PROBLEM DETAILS
Copy every line of the data that contains the string "this".

WORKING DATA
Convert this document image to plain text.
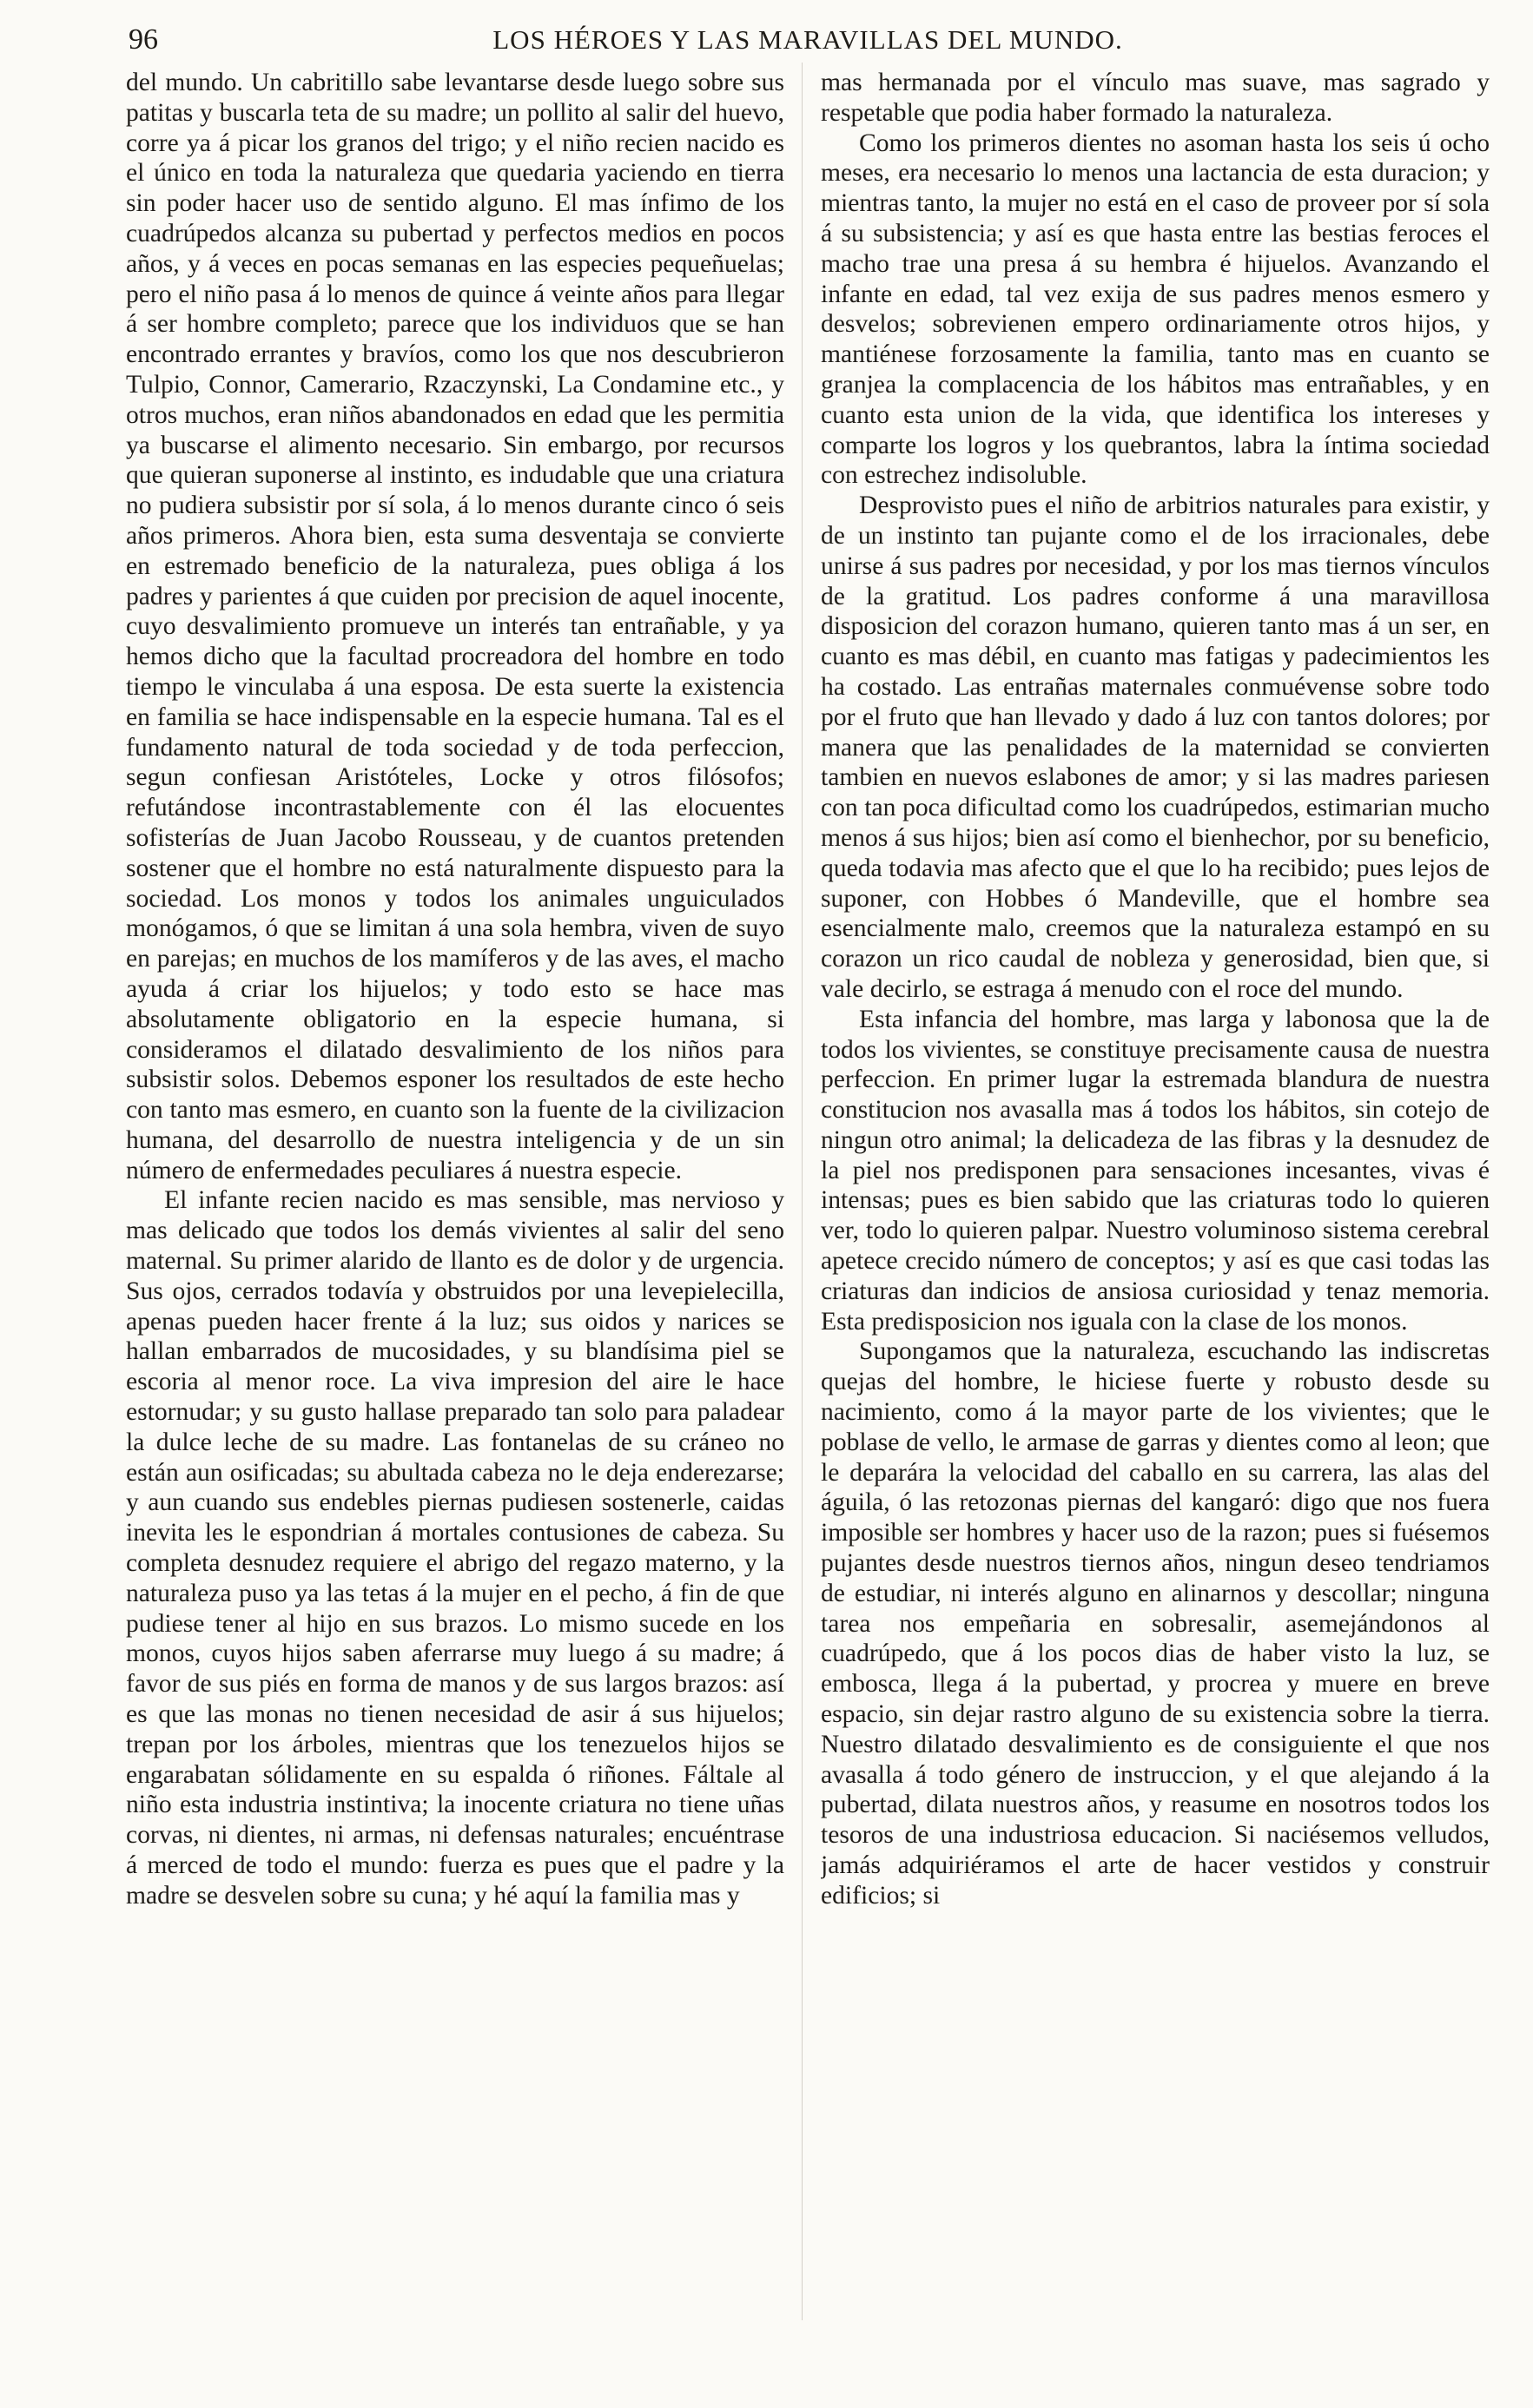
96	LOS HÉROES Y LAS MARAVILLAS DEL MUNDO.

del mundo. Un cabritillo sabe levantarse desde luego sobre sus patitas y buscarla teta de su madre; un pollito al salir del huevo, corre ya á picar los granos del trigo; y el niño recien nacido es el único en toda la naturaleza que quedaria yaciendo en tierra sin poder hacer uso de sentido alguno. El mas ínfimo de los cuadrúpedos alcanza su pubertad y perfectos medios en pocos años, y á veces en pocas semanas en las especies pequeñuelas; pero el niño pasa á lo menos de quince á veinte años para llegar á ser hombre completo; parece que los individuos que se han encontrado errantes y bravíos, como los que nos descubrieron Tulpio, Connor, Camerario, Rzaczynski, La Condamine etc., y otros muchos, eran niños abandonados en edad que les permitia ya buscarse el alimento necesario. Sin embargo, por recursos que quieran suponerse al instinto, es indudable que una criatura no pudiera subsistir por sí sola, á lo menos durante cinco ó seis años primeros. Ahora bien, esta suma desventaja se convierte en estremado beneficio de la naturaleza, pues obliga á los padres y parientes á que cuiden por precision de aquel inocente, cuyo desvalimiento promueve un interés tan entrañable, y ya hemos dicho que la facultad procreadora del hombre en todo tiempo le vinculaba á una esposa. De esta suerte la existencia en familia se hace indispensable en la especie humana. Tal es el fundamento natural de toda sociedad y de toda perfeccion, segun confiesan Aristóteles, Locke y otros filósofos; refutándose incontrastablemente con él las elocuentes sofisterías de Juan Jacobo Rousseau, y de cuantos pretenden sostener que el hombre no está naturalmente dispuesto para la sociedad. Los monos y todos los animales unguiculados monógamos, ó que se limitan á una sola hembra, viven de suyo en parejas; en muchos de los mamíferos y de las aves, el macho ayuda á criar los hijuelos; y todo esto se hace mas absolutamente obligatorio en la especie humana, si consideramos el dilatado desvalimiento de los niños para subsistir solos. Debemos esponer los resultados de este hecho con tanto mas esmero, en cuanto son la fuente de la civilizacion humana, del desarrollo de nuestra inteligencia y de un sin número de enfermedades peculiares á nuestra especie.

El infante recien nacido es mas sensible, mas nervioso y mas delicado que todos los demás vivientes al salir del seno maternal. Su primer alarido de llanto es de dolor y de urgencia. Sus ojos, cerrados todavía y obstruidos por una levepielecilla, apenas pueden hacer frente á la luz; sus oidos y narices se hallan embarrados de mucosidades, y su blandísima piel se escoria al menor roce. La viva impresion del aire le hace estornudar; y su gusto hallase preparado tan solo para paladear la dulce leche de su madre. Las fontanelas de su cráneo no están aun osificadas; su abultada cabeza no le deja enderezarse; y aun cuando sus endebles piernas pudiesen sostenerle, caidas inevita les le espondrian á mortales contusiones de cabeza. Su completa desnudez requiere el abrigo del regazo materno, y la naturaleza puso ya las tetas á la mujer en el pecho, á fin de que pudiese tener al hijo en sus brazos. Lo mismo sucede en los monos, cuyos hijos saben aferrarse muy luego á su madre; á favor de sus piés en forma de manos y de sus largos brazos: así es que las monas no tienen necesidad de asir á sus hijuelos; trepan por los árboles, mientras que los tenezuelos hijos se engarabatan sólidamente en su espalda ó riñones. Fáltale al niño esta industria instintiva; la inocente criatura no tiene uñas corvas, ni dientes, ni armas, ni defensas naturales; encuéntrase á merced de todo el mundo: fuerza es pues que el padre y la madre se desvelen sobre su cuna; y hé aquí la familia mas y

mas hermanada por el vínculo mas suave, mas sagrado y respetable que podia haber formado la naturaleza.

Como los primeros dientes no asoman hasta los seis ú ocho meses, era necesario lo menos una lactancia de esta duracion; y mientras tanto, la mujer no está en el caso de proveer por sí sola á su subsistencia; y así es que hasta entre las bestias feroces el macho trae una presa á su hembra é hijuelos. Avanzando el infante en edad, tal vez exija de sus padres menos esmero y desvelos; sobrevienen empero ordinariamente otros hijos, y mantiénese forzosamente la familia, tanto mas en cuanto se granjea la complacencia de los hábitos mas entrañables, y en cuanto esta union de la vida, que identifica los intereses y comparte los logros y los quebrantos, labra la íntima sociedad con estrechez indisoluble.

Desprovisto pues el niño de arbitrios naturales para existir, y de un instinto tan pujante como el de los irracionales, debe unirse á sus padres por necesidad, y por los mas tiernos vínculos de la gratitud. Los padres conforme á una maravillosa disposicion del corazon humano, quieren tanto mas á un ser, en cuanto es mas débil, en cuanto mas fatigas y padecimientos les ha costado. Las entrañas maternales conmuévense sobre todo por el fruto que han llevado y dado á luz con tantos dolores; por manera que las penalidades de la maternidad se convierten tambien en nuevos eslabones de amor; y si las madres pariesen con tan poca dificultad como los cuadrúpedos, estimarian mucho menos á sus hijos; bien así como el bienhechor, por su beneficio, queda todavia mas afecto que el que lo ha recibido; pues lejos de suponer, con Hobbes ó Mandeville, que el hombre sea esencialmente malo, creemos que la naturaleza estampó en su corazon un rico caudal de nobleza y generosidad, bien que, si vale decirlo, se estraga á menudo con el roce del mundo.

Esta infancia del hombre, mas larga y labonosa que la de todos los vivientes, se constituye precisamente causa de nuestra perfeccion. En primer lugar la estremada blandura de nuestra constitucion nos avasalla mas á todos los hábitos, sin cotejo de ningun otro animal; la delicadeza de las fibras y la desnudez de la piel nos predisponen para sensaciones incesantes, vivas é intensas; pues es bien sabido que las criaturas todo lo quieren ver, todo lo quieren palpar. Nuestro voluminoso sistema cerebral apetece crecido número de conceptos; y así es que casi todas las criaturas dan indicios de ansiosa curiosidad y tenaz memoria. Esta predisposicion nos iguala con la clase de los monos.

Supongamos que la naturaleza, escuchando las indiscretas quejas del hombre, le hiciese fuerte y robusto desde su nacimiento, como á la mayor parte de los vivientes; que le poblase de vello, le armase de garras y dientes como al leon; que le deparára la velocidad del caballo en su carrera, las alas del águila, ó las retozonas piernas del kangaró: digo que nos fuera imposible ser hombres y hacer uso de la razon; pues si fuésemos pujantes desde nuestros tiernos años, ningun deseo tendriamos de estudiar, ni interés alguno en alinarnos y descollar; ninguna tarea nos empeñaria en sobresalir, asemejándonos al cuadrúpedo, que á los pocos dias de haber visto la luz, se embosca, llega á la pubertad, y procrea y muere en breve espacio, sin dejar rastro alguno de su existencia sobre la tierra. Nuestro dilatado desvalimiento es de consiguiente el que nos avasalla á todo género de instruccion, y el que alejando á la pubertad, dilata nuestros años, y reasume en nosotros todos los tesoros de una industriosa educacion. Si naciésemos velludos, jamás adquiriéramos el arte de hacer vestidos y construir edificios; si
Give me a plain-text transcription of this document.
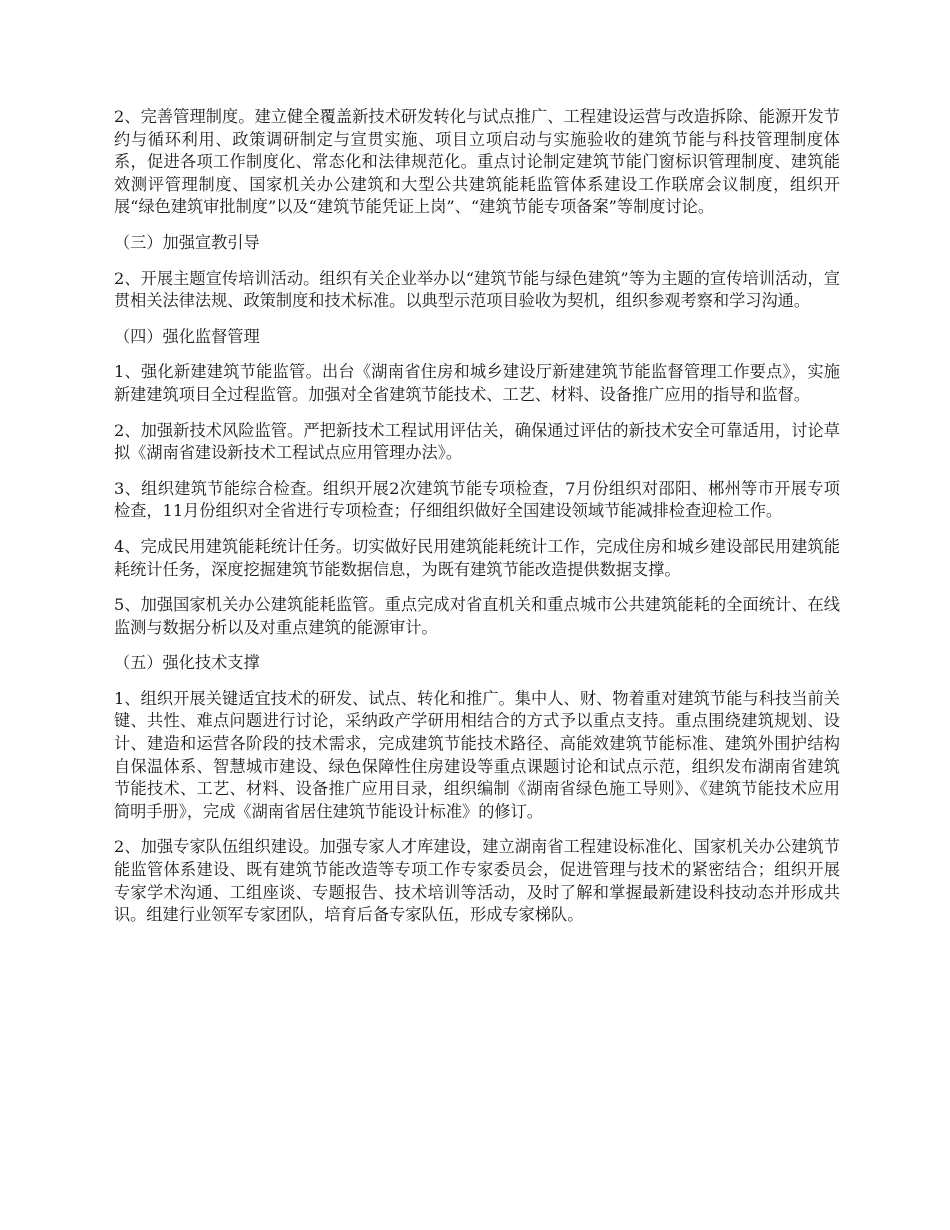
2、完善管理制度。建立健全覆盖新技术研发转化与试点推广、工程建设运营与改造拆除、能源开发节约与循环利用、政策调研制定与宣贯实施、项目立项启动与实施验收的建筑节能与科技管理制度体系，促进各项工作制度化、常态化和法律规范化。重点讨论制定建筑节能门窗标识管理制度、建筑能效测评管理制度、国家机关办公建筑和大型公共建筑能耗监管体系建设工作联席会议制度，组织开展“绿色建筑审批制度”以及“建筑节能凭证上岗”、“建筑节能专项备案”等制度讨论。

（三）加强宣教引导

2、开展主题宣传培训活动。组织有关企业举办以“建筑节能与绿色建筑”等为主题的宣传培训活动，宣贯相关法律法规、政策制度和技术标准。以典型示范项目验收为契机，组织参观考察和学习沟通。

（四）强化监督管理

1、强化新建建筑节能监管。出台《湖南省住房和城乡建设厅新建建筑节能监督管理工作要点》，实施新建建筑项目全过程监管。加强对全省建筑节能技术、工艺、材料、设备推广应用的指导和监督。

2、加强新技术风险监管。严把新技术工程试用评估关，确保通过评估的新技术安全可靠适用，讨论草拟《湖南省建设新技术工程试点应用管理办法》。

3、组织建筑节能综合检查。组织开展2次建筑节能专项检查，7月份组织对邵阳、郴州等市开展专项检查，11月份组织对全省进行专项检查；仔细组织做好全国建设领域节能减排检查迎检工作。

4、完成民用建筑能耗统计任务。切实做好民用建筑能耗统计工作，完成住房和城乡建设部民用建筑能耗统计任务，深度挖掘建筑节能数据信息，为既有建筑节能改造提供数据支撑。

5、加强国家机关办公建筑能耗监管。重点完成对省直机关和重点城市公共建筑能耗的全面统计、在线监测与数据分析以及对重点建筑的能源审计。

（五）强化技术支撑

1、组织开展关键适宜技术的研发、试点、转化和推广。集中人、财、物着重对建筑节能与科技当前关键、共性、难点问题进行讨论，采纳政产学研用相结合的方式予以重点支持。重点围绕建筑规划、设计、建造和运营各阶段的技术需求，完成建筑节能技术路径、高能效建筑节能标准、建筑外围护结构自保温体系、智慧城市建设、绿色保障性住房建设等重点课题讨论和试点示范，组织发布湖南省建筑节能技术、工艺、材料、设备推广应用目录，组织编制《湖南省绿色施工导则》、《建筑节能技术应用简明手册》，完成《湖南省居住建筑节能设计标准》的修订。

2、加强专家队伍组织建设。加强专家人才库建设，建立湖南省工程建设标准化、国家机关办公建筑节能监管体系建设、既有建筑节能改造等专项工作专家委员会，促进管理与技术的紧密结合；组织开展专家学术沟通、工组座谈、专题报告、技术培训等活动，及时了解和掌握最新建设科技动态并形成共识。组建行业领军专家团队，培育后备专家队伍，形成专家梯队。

WRITTEN ANSWER
Convert this document image to plain text.
Give me a plain-text transcription of this document.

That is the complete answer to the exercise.